═════ DATA TO PROCESS ═════

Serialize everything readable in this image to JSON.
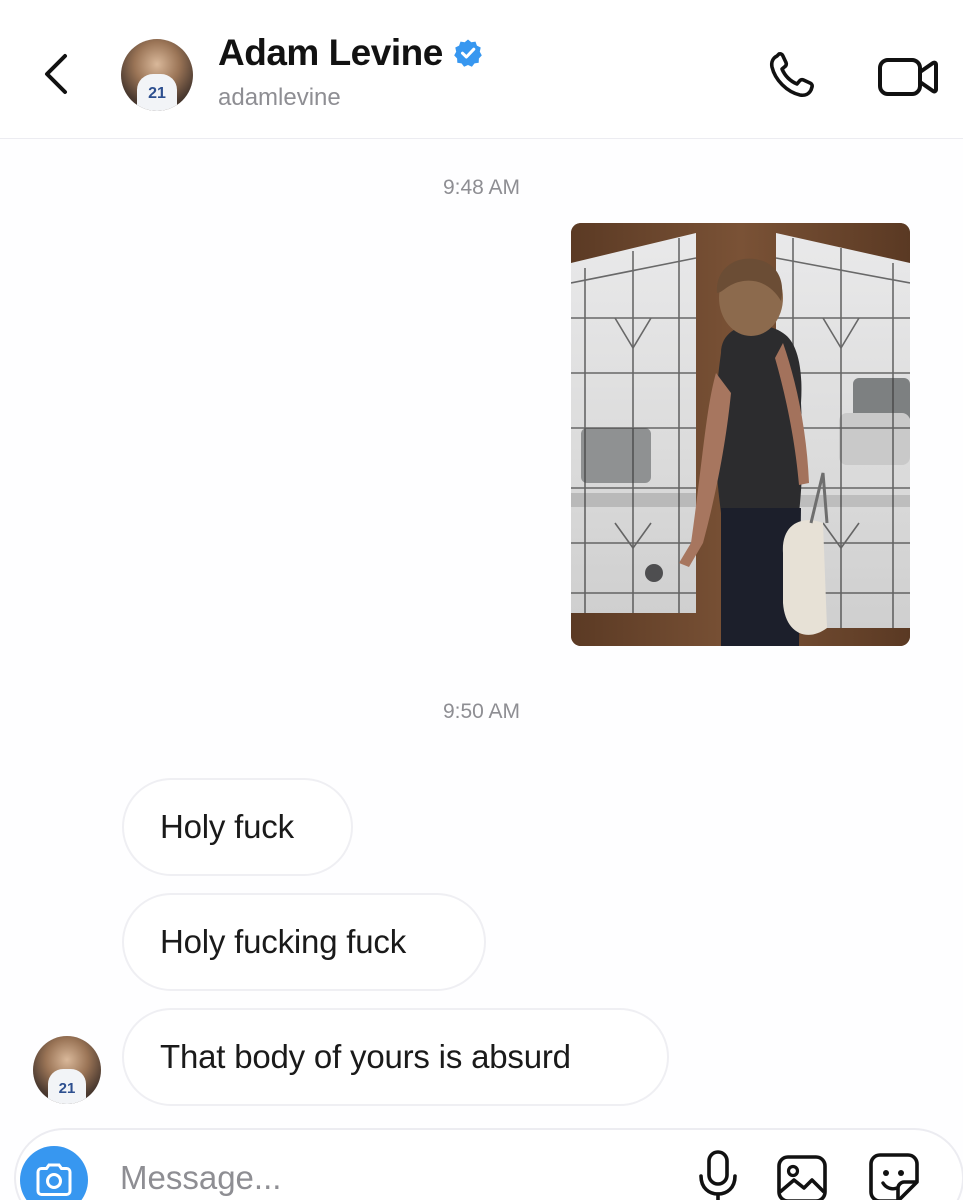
{
  "header": {
    "contact_name": "Adam Levine",
    "username": "adamlevine",
    "verified": true,
    "avatar_jersey_number": "21"
  },
  "thread": {
    "timestamps": [
      "9:48 AM",
      "9:50 AM"
    ],
    "incoming_messages": [
      "Holy fuck",
      "Holy fucking fuck",
      "That body of yours is absurd"
    ]
  },
  "composer": {
    "placeholder": "Message..."
  },
  "colors": {
    "accent_blue": "#3797f0",
    "secondary_text": "#8e8e93",
    "bubble_border": "#efeff3"
  },
  "icons": {
    "back": "chevron-left-icon",
    "verified": "verified-badge-icon",
    "call": "phone-icon",
    "video": "video-camera-icon",
    "camera": "camera-icon",
    "mic": "microphone-icon",
    "gallery": "image-icon",
    "sticker": "sticker-icon"
  }
}
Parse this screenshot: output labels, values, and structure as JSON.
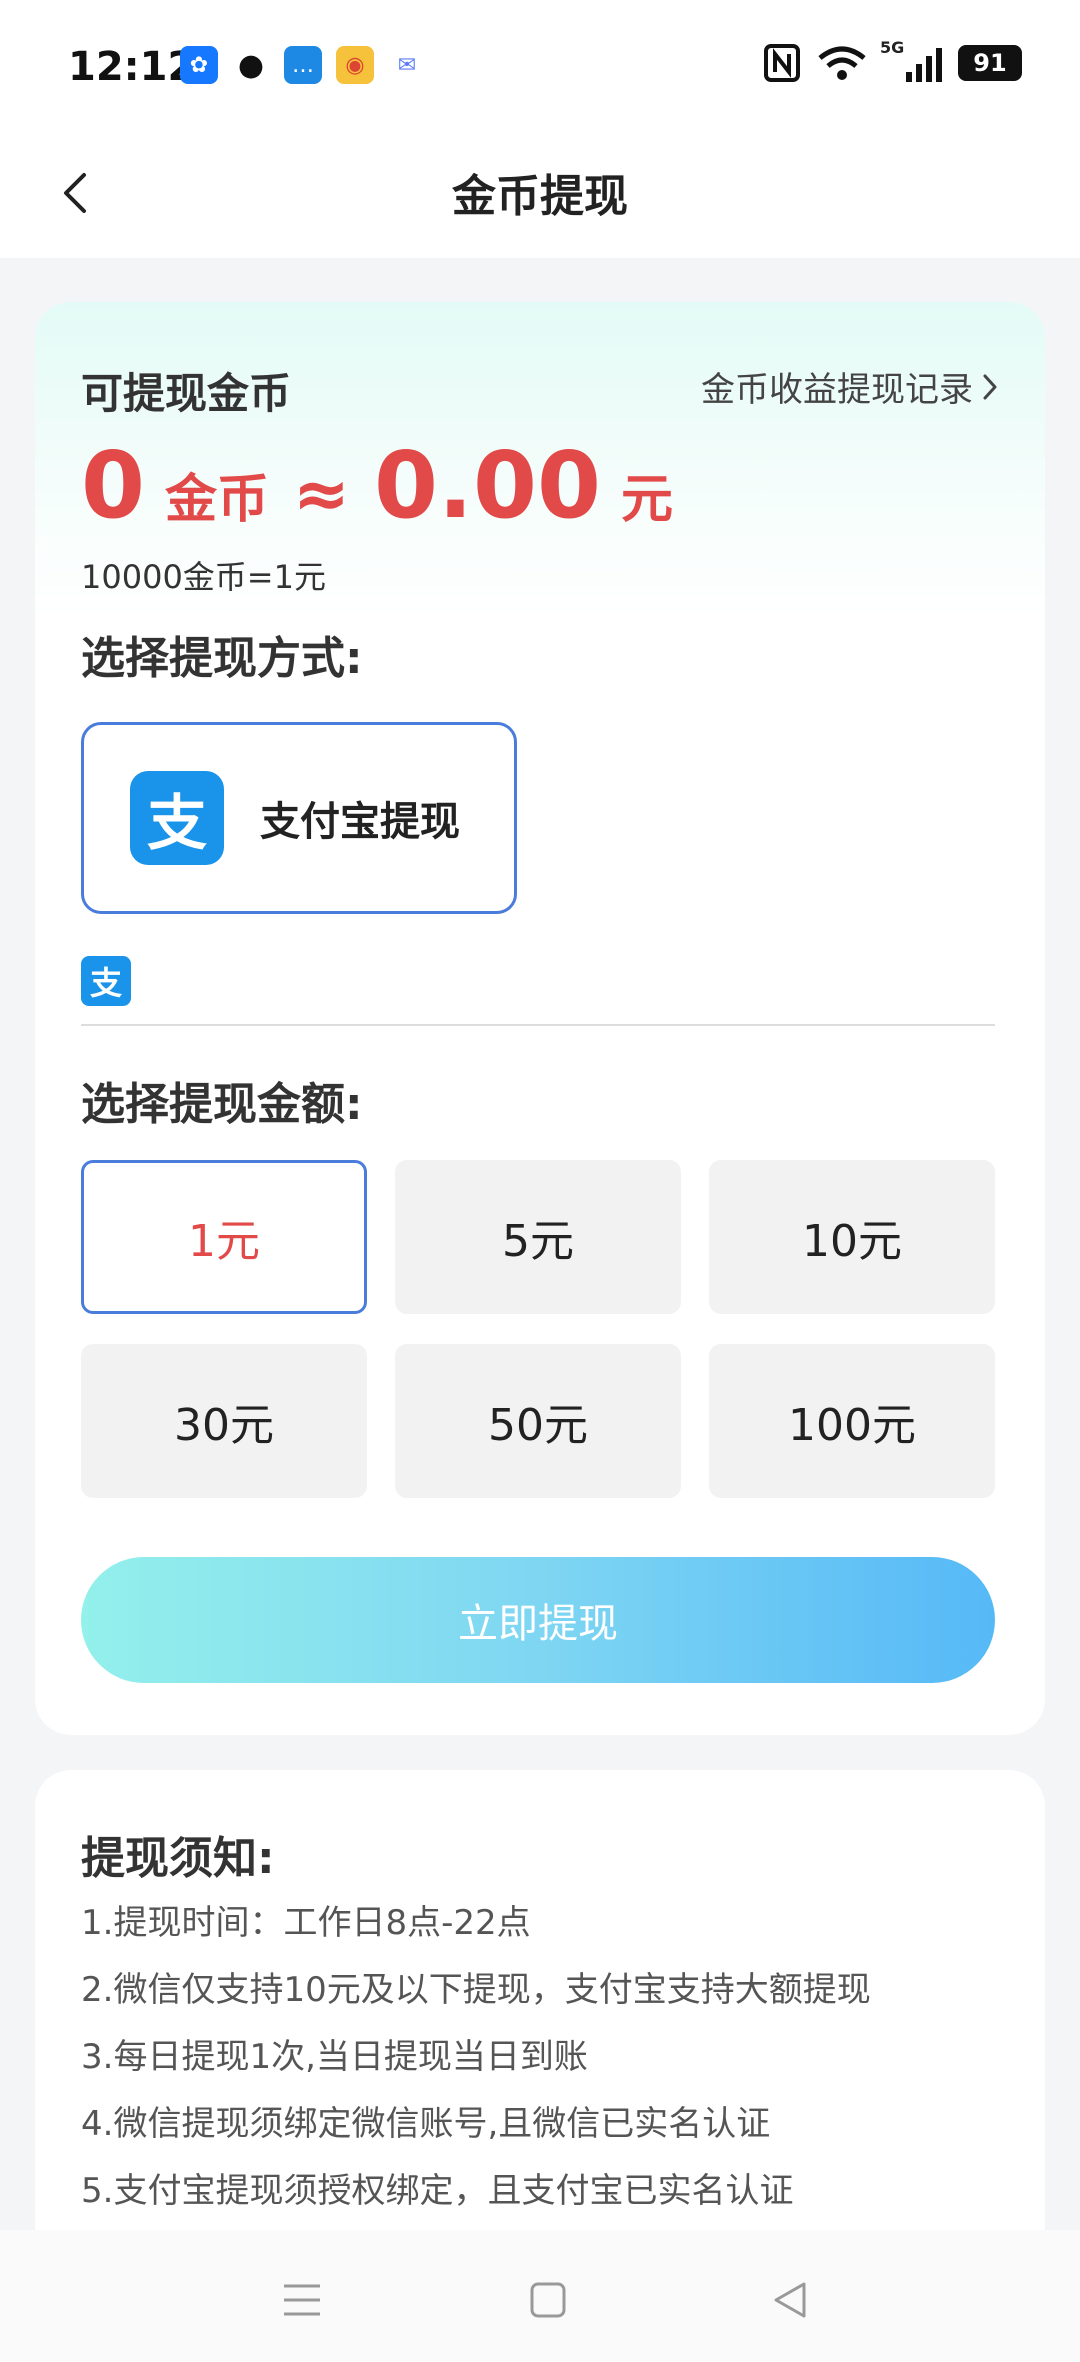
{
  "status_bar": {
    "time": "12:12",
    "battery": "91",
    "network": "5G"
  },
  "header": {
    "title": "金币提现"
  },
  "balance": {
    "label": "可提现金币",
    "records_link": "金币收益提现记录",
    "coins": "0",
    "coin_unit": "金币",
    "approx": "≈",
    "yuan": "0.00",
    "yuan_unit": "元",
    "rate": "10000金币=1元"
  },
  "method": {
    "title": "选择提现方式:",
    "option_label": "支付宝提现",
    "logo_char": "支"
  },
  "amount": {
    "title": "选择提现金额:",
    "options": [
      "1元",
      "5元",
      "10元",
      "30元",
      "50元",
      "100元"
    ],
    "selected_index": 0
  },
  "submit": {
    "label": "立即提现"
  },
  "notice": {
    "title": "提现须知:",
    "items": [
      "1.提现时间：工作日8点-22点",
      "2.微信仅支持10元及以下提现，支付宝支持大额提现",
      "3.每日提现1次,当日提现当日到账",
      "4.微信提现须绑定微信账号,且微信已实名认证",
      "5.支付宝提现须授权绑定，且支付宝已实名认证"
    ]
  },
  "colors": {
    "accent_red": "#e24a4a",
    "accent_blue": "#4a7ddb",
    "alipay_blue": "#1a94ea"
  }
}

═════

## [PROMPT]
Copy out all lines from the material above that contain the string "verified".

## [OUTPUT FOR THIS EXERCISE]
    "verified": true,
    "verified": "verified-badge-icon",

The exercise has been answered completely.